What you should do
Please output every line of the material as it stands, without the pictures.

Source records
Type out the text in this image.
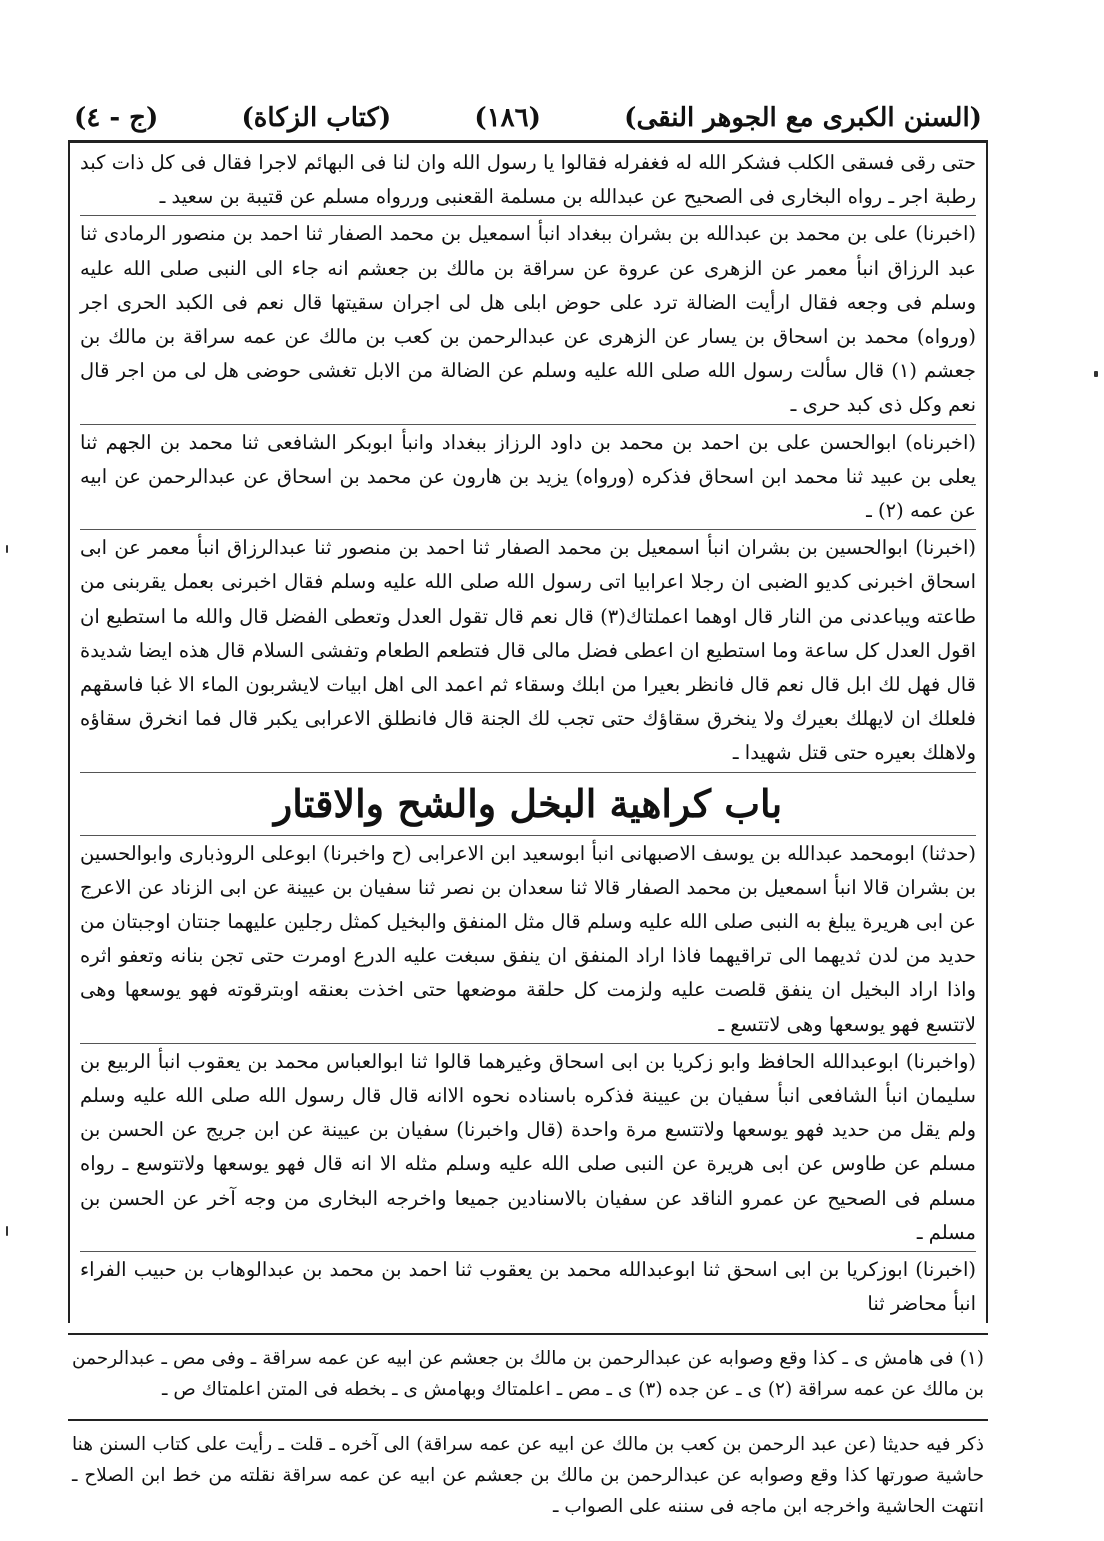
(السنن الكبرى مع الجوهر النقى)
(١٨٦)
(كتاب الزكاة)
(ج - ٤)

حتى رقى فسقى الكلب فشكر الله له فغفرله فقالوا يا رسول الله وان لنا فى البهائم لاجرا فقال فى كل ذات كبد رطبة اجر ـ رواه البخارى فى الصحيح عن عبدالله بن مسلمة القعنبى وررواه مسلم عن قتيبة بن سعيد ـ

(اخبرنا) على بن محمد بن عبدالله بن بشران ببغداد انبأ اسمعيل بن محمد الصفار ثنا احمد بن منصور الرمادى ثنا عبد الرزاق انبأ معمر عن الزهرى عن عروة عن سراقة بن مالك بن جعشم انه جاء الى النبى صلى الله عليه وسلم فى وجعه فقال ارأيت الضالة ترد على حوض ابلى هل لى اجران سقيتها قال نعم فى الكبد الحرى اجر (ورواه) محمد بن اسحاق بن يسار عن الزهرى عن عبدالرحمن بن كعب بن مالك عن عمه سراقة بن مالك بن جعشم (١) قال سألت رسول الله صلى الله عليه وسلم عن الضالة من الابل تغشى حوضى هل لى من اجر قال نعم وكل ذى كبد حرى ـ

(اخبرناه) ابوالحسن على بن احمد بن محمد بن داود الرزاز ببغداد وانبأ ابوبكر الشافعى ثنا محمد بن الجهم ثنا يعلى بن عبيد ثنا محمد ابن اسحاق فذكره (ورواه) يزيد بن هارون عن محمد بن اسحاق عن عبدالرحمن عن ابيه عن عمه (٢) ـ

(اخبرنا) ابوالحسين بن بشران انبأ اسمعيل بن محمد الصفار ثنا احمد بن منصور ثنا عبدالرزاق انبأ معمر عن ابى اسحاق اخبرنى كديو الضبى ان رجلا اعرابيا اتى رسول الله صلى الله عليه وسلم فقال اخبرنى بعمل يقربنى من طاعته ويباعدنى من النار قال اوهما اعملتاك(٣) قال نعم قال تقول العدل وتعطى الفضل قال والله ما استطيع ان اقول العدل كل ساعة وما استطيع ان اعطى فضل مالى قال فتطعم الطعام وتفشى السلام قال هذه ايضا شديدة قال فهل لك ابل قال نعم قال فانظر بعيرا من ابلك وسقاء ثم اعمد الى اهل ابيات لايشربون الماء الا غبا فاسقهم فلعلك ان لايهلك بعيرك ولا ينخرق سقاؤك حتى تجب لك الجنة قال فانطلق الاعرابى يكبر قال فما انخرق سقاؤه ولاهلك بعيره حتى قتل شهيدا ـ

باب كراهية البخل والشح والاقتار

(حدثنا) ابومحمد عبدالله بن يوسف الاصبهانى انبأ ابوسعيد ابن الاعرابى (ح واخبرنا) ابوعلى الروذبارى وابوالحسين بن بشران قالا انبأ اسمعيل بن محمد الصفار قالا ثنا سعدان بن نصر ثنا سفيان بن عيينة عن ابى الزناد عن الاعرج عن ابى هريرة يبلغ به النبى صلى الله عليه وسلم قال مثل المنفق والبخيل كمثل رجلين عليهما جنتان اوجبتان من حديد من لدن ثديهما الى تراقيهما فاذا اراد المنفق ان ينفق سبغت عليه الدرع اومرت حتى تجن بنانه وتعفو اثره واذا اراد البخيل ان ينفق قلصت عليه ولزمت كل حلقة موضعها حتى اخذت بعنقه اوبترقوته فهو يوسعها وهى لاتتسع فهو يوسعها وهى لاتتسع ـ

(واخبرنا) ابوعبدالله الحافظ وابو زكريا بن ابى اسحاق وغيرهما قالوا ثنا ابوالعباس محمد بن يعقوب انبأ الربيع بن سليمان انبأ الشافعى انبأ سفيان بن عيينة فذكره باسناده نحوه الاانه قال قال رسول الله صلى الله عليه وسلم ولم يقل من حديد فهو يوسعها ولاتتسع مرة واحدة (قال واخبرنا) سفيان بن عيينة عن ابن جريج عن الحسن بن مسلم عن طاوس عن ابى هريرة عن النبى صلى الله عليه وسلم مثله الا انه قال فهو يوسعها ولاتتوسع ـ رواه مسلم فى الصحيح عن عمرو الناقد عن سفيان بالاسنادين جميعا واخرجه البخارى من وجه آخر عن الحسن بن مسلم ـ

(اخبرنا) ابوزكريا بن ابى اسحق ثنا ابوعبدالله محمد بن يعقوب ثنا احمد بن محمد بن عبدالوهاب بن حبيب الفراء انبأ محاضر ثنا

(١) فى هامش ى ـ كذا وقع وصوابه عن عبدالرحمن بن مالك بن جعشم عن ابيه عن عمه سراقة ـ وفى مص ـ عبدالرحمن بن مالك عن عمه سراقة (٢) ى ـ عن جده (٣) ى ـ مص ـ اعلمتاك وبهامش ى ـ بخطه فى المتن اعلمتاك ص ـ

ذكر فيه حديثا (عن عبد الرحمن بن كعب بن مالك عن ابيه عن عمه سراقة) الى آخره ـ قلت ـ رأيت على كتاب السنن هنا حاشية صورتها كذا وقع وصوابه عن عبدالرحمن بن مالك بن جعشم عن ابيه عن عمه سراقة نقلته من خط ابن الصلاح ـ انتهت الحاشية واخرجه ابن ماجه فى سننه على الصواب ـ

Response to this task
Type out the text in this image.
(السنن الكبرى مع الجوهر النقى)
(١٨٦)
(كتاب الزكاة)
(ج - ٤)

حتى رقى فسقى الكلب فشكر الله له فغفرله فقالوا يا رسول الله وان لنا فى البهائم لاجرا فقال فى كل ذات كبد رطبة اجر ـ رواه البخارى فى الصحيح عن عبدالله بن مسلمة القعنبى وررواه مسلم عن قتيبة بن سعيد ـ

(اخبرنا) على بن محمد بن عبدالله بن بشران ببغداد انبأ اسمعيل بن محمد الصفار ثنا احمد بن منصور الرمادى ثنا عبد الرزاق انبأ معمر عن الزهرى عن عروة عن سراقة بن مالك بن جعشم انه جاء الى النبى صلى الله عليه وسلم فى وجعه فقال ارأيت الضالة ترد على حوض ابلى هل لى اجران سقيتها قال نعم فى الكبد الحرى اجر (ورواه) محمد بن اسحاق بن يسار عن الزهرى عن عبدالرحمن بن كعب بن مالك عن عمه سراقة بن مالك بن جعشم (١) قال سألت رسول الله صلى الله عليه وسلم عن الضالة من الابل تغشى حوضى هل لى من اجر قال نعم وكل ذى كبد حرى ـ

(اخبرناه) ابوالحسن على بن احمد بن محمد بن داود الرزاز ببغداد وانبأ ابوبكر الشافعى ثنا محمد بن الجهم ثنا يعلى بن عبيد ثنا محمد ابن اسحاق فذكره (ورواه) يزيد بن هارون عن محمد بن اسحاق عن عبدالرحمن عن ابيه عن عمه (٢) ـ

(اخبرنا) ابوالحسين بن بشران انبأ اسمعيل بن محمد الصفار ثنا احمد بن منصور ثنا عبدالرزاق انبأ معمر عن ابى اسحاق اخبرنى كديو الضبى ان رجلا اعرابيا اتى رسول الله صلى الله عليه وسلم فقال اخبرنى بعمل يقربنى من طاعته ويباعدنى من النار قال اوهما اعملتاك(٣) قال نعم قال تقول العدل وتعطى الفضل قال والله ما استطيع ان اقول العدل كل ساعة وما استطيع ان اعطى فضل مالى قال فتطعم الطعام وتفشى السلام قال هذه ايضا شديدة قال فهل لك ابل قال نعم قال فانظر بعيرا من ابلك وسقاء ثم اعمد الى اهل ابيات لايشربون الماء الا غبا فاسقهم فلعلك ان لايهلك بعيرك ولا ينخرق سقاؤك حتى تجب لك الجنة قال فانطلق الاعرابى يكبر قال فما انخرق سقاؤه ولاهلك بعيره حتى قتل شهيدا ـ

باب كراهية البخل والشح والاقتار

(حدثنا) ابومحمد عبدالله بن يوسف الاصبهانى انبأ ابوسعيد ابن الاعرابى (ح واخبرنا) ابوعلى الروذبارى وابوالحسين بن بشران قالا انبأ اسمعيل بن محمد الصفار قالا ثنا سعدان بن نصر ثنا سفيان بن عيينة عن ابى الزناد عن الاعرج عن ابى هريرة يبلغ به النبى صلى الله عليه وسلم قال مثل المنفق والبخيل كمثل رجلين عليهما جنتان اوجبتان من حديد من لدن ثديهما الى تراقيهما فاذا اراد المنفق ان ينفق سبغت عليه الدرع اومرت حتى تجن بنانه وتعفو اثره واذا اراد البخيل ان ينفق قلصت عليه ولزمت كل حلقة موضعها حتى اخذت بعنقه اوبترقوته فهو يوسعها وهى لاتتسع فهو يوسعها وهى لاتتسع ـ

(واخبرنا) ابوعبدالله الحافظ وابو زكريا بن ابى اسحاق وغيرهما قالوا ثنا ابوالعباس محمد بن يعقوب انبأ الربيع بن سليمان انبأ الشافعى انبأ سفيان بن عيينة فذكره باسناده نحوه الاانه قال قال رسول الله صلى الله عليه وسلم ولم يقل من حديد فهو يوسعها ولاتتسع مرة واحدة (قال واخبرنا) سفيان بن عيينة عن ابن جريج عن الحسن بن مسلم عن طاوس عن ابى هريرة عن النبى صلى الله عليه وسلم مثله الا انه قال فهو يوسعها ولاتتوسع ـ رواه مسلم فى الصحيح عن عمرو الناقد عن سفيان بالاسنادين جميعا واخرجه البخارى من وجه آخر عن الحسن بن مسلم ـ

(اخبرنا) ابوزكريا بن ابى اسحق ثنا ابوعبدالله محمد بن يعقوب ثنا احمد بن محمد بن عبدالوهاب بن حبيب الفراء انبأ محاضر ثنا

(١) فى هامش ى ـ كذا وقع وصوابه عن عبدالرحمن بن مالك بن جعشم عن ابيه عن عمه سراقة ـ وفى مص ـ عبدالرحمن بن مالك عن عمه سراقة (٢) ى ـ عن جده (٣) ى ـ مص ـ اعلمتاك وبهامش ى ـ بخطه فى المتن اعلمتاك ص ـ

ذكر فيه حديثا (عن عبد الرحمن بن كعب بن مالك عن ابيه عن عمه سراقة) الى آخره ـ قلت ـ رأيت على كتاب السنن هنا حاشية صورتها كذا وقع وصوابه عن عبدالرحمن بن مالك بن جعشم عن ابيه عن عمه سراقة نقلته من خط ابن الصلاح ـ انتهت الحاشية واخرجه ابن ماجه فى سننه على الصواب ـ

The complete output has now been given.